## Supplied information
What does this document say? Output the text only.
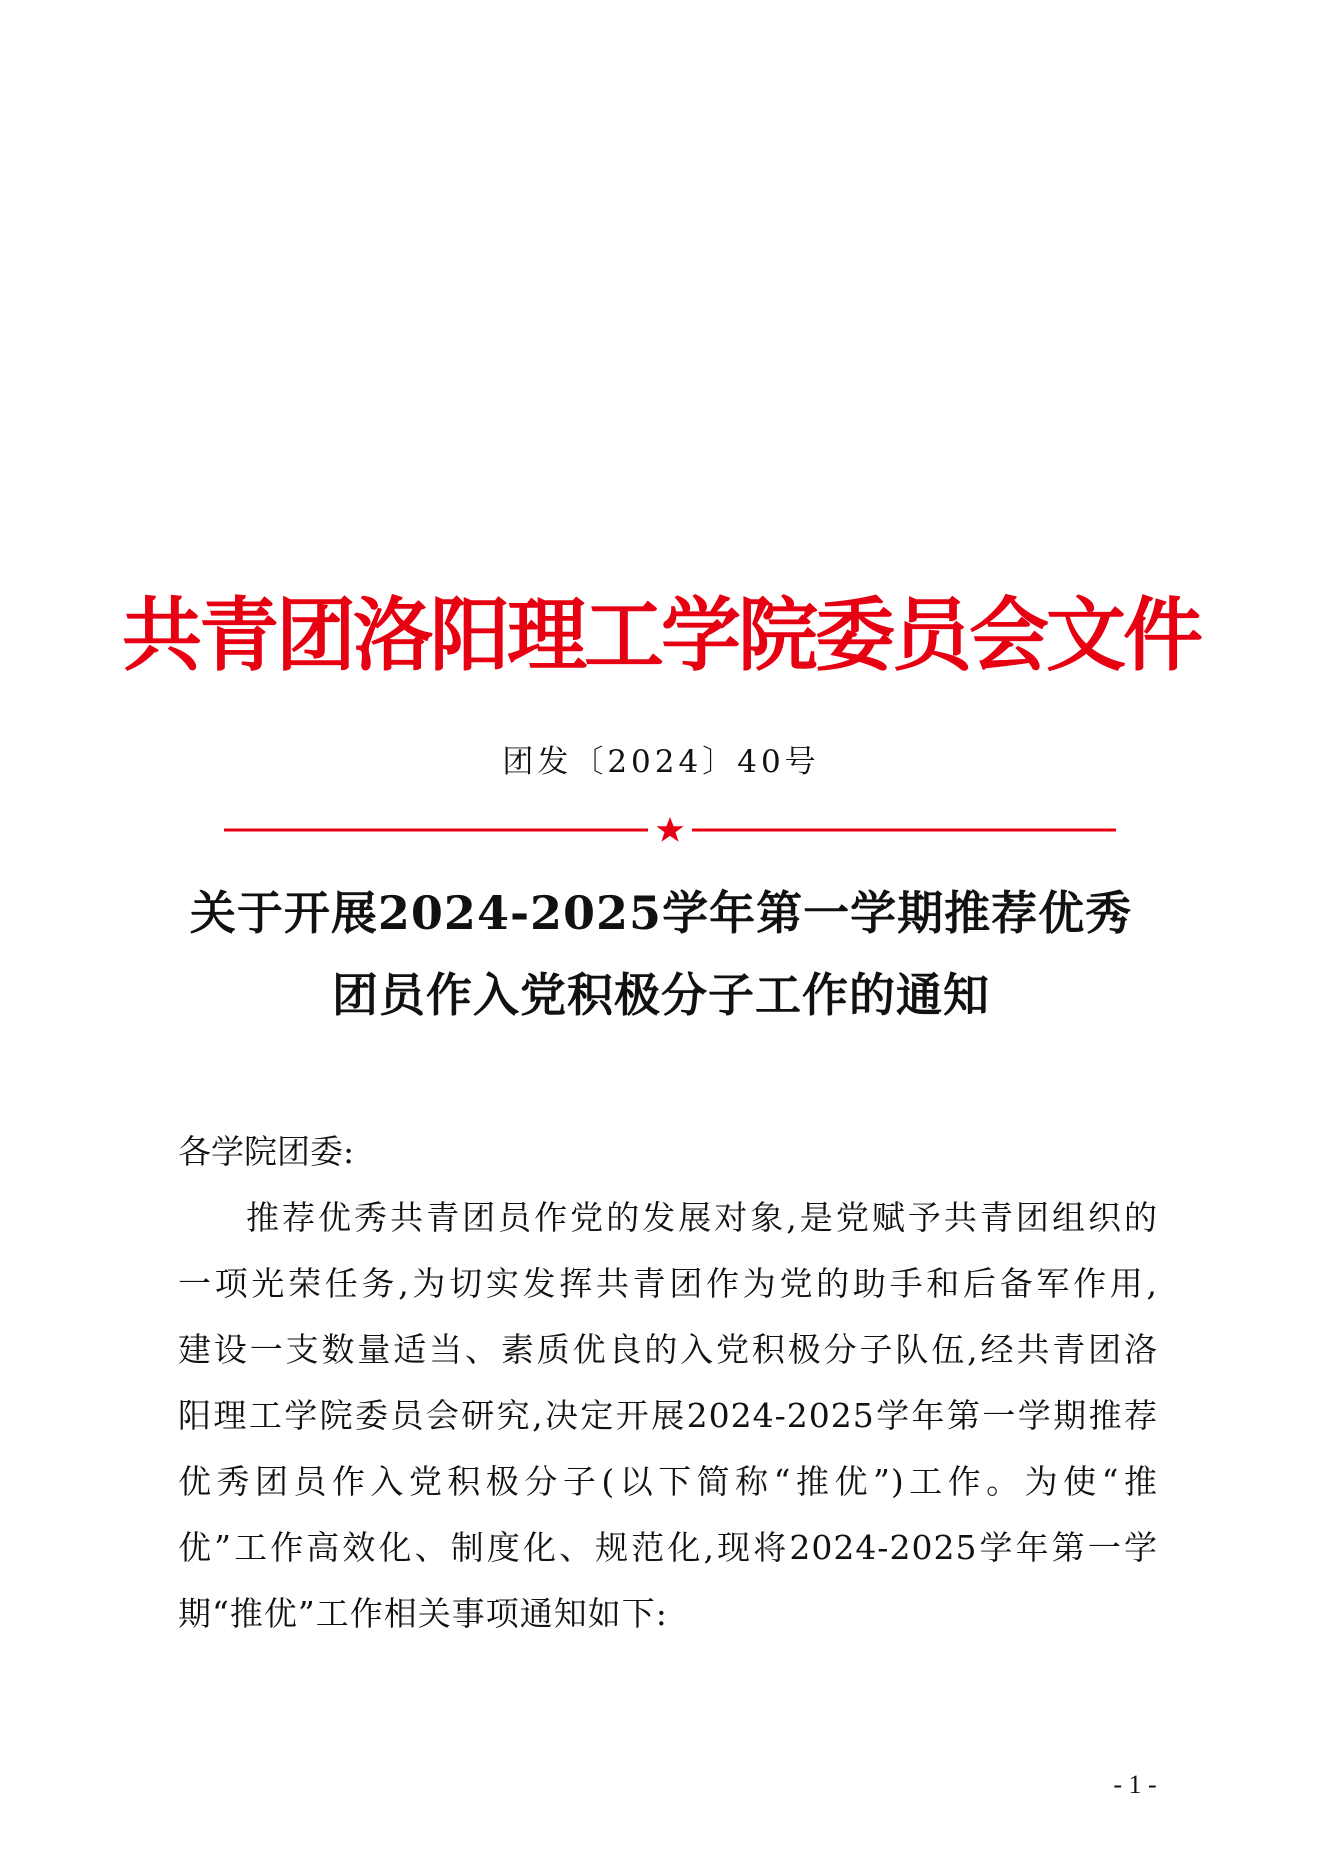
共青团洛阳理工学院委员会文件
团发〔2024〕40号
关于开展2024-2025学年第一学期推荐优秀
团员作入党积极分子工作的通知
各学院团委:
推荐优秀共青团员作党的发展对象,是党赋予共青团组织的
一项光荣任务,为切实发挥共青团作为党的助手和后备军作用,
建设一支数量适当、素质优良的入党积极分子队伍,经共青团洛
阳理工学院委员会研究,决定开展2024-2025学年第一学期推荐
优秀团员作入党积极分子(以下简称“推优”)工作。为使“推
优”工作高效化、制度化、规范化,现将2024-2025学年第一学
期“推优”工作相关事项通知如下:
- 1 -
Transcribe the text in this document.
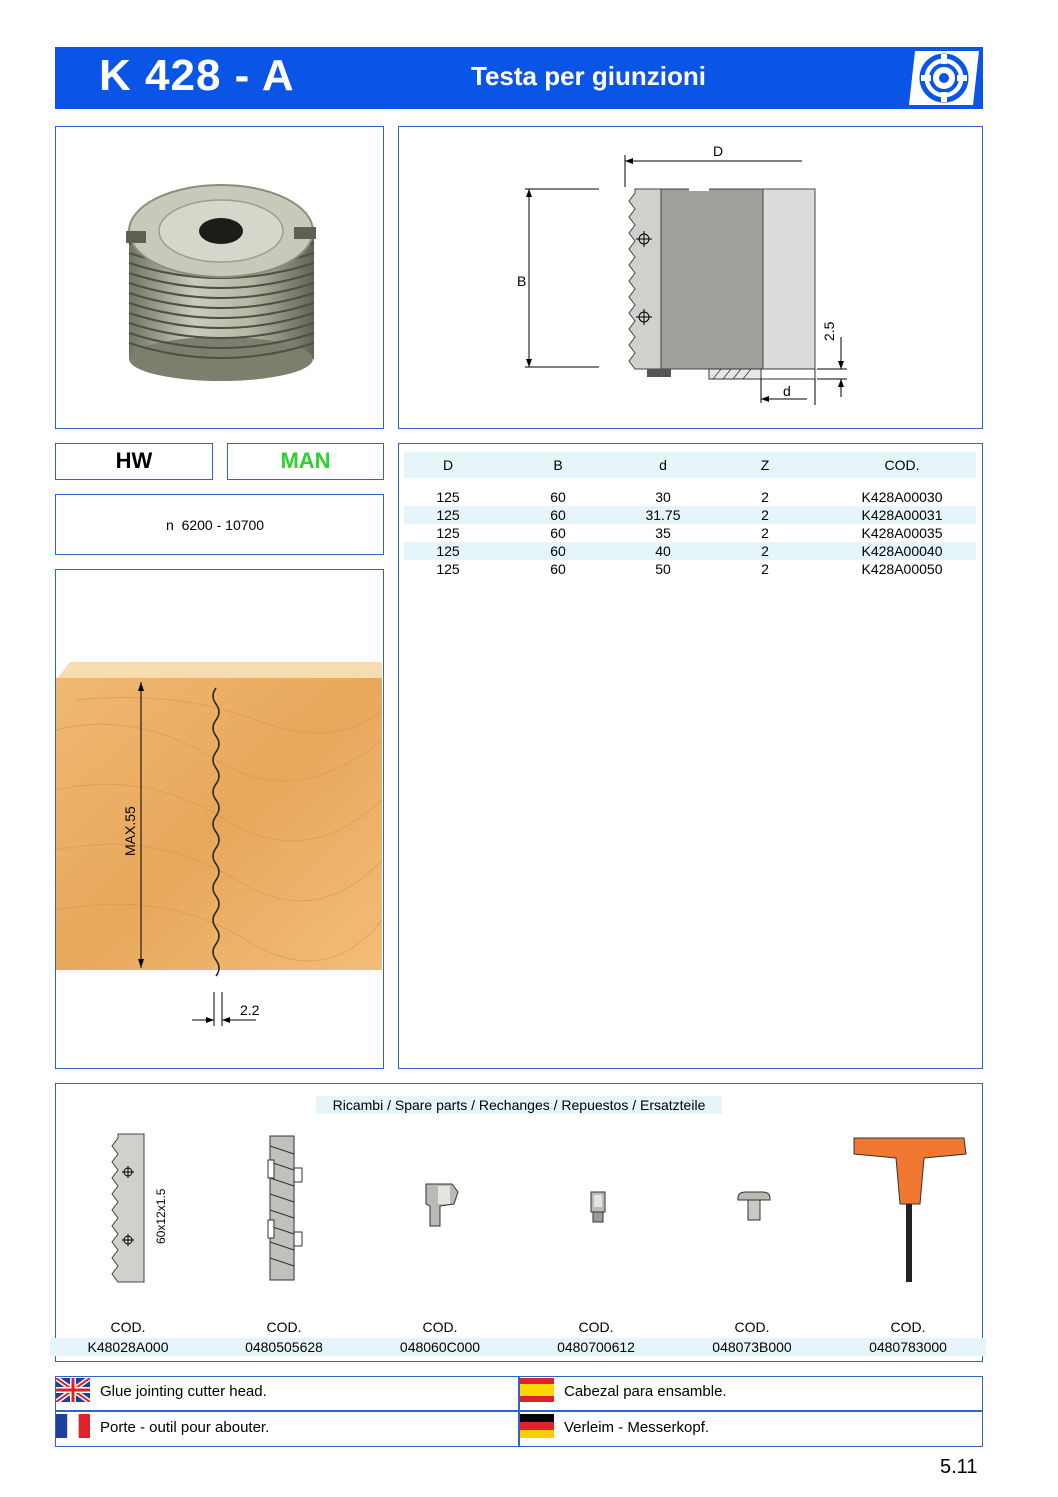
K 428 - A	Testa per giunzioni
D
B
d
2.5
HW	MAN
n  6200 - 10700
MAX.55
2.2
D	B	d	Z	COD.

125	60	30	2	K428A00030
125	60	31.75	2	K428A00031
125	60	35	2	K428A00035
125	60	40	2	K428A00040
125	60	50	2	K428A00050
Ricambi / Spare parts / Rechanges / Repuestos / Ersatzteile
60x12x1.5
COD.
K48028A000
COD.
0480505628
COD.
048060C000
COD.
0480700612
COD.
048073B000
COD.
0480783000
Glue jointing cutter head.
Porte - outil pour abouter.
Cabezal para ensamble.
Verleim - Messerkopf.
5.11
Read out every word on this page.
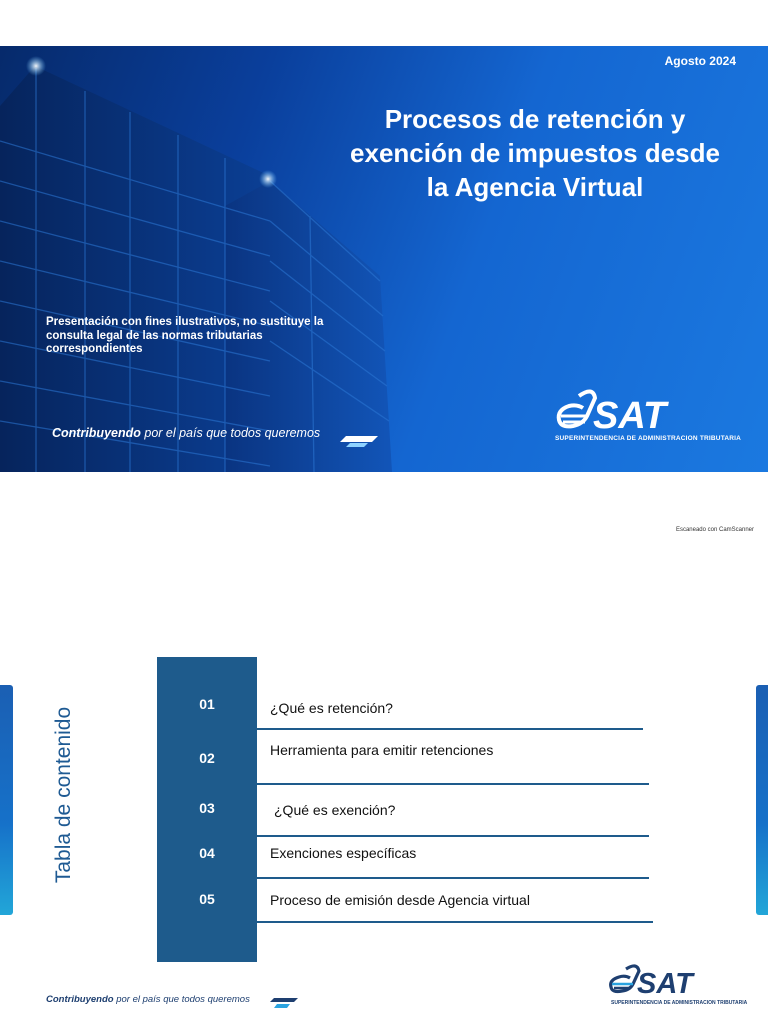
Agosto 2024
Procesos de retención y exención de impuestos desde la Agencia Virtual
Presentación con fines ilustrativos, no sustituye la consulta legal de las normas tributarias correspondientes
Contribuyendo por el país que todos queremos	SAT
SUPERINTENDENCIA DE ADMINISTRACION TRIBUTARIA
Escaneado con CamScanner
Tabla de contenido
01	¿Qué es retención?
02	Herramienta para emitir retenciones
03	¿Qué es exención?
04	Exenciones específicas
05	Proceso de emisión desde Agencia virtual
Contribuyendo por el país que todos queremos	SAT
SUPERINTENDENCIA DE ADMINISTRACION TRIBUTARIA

## Stated exercise
Your task is an exact transcription of all the data, minus the pictures.

## Solution
What does this document say? Output the text only.
共青团洛阳理工学院委员会文件
团发〔2024〕40号
关于开展2024-2025学年第一学期推荐优秀
团员作入党积极分子工作的通知
各学院团委:
推荐优秀共青团员作党的发展对象,是党赋予共青团组织的
一项光荣任务,为切实发挥共青团作为党的助手和后备军作用,
建设一支数量适当、素质优良的入党积极分子队伍,经共青团洛
阳理工学院委员会研究,决定开展2024-2025学年第一学期推荐
优秀团员作入党积极分子(以下简称“推优”)工作。为使“推
优”工作高效化、制度化、规范化,现将2024-2025学年第一学
期“推优”工作相关事项通知如下:
- 1 -
Transcribe the text in this document.
K 428 - A	Testa per giunzioni
D
B
d
2.5
HW	MAN
n  6200 - 10700
MAX.55
2.2
D	B	d	Z	COD.

125	60	30	2	K428A00030
125	60	31.75	2	K428A00031
125	60	35	2	K428A00035
125	60	40	2	K428A00040
125	60	50	2	K428A00050
Ricambi / Spare parts / Rechanges / Repuestos / Ersatzteile
60x12x1.5
COD.
K48028A000
COD.
0480505628
COD.
048060C000
COD.
0480700612
COD.
048073B000
COD.
0480783000
Glue jointing cutter head.
Porte - outil pour abouter.
Cabezal para ensamble.
Verleim - Messerkopf.
5.11
Read out every word on this page.
Agosto 2024
Procesos de retención y exención de impuestos desde la Agencia Virtual
Presentación con fines ilustrativos, no sustituye la consulta legal de las normas tributarias correspondientes
Contribuyendo por el país que todos queremos	SAT
SUPERINTENDENCIA DE ADMINISTRACION TRIBUTARIA
Escaneado con CamScanner
Tabla de contenido
01	¿Qué es retención?
02	Herramienta para emitir retenciones
03	¿Qué es exención?
04	Exenciones específicas
05	Proceso de emisión desde Agencia virtual
Contribuyendo por el país que todos queremos	SAT
SUPERINTENDENCIA DE ADMINISTRACION TRIBUTARIA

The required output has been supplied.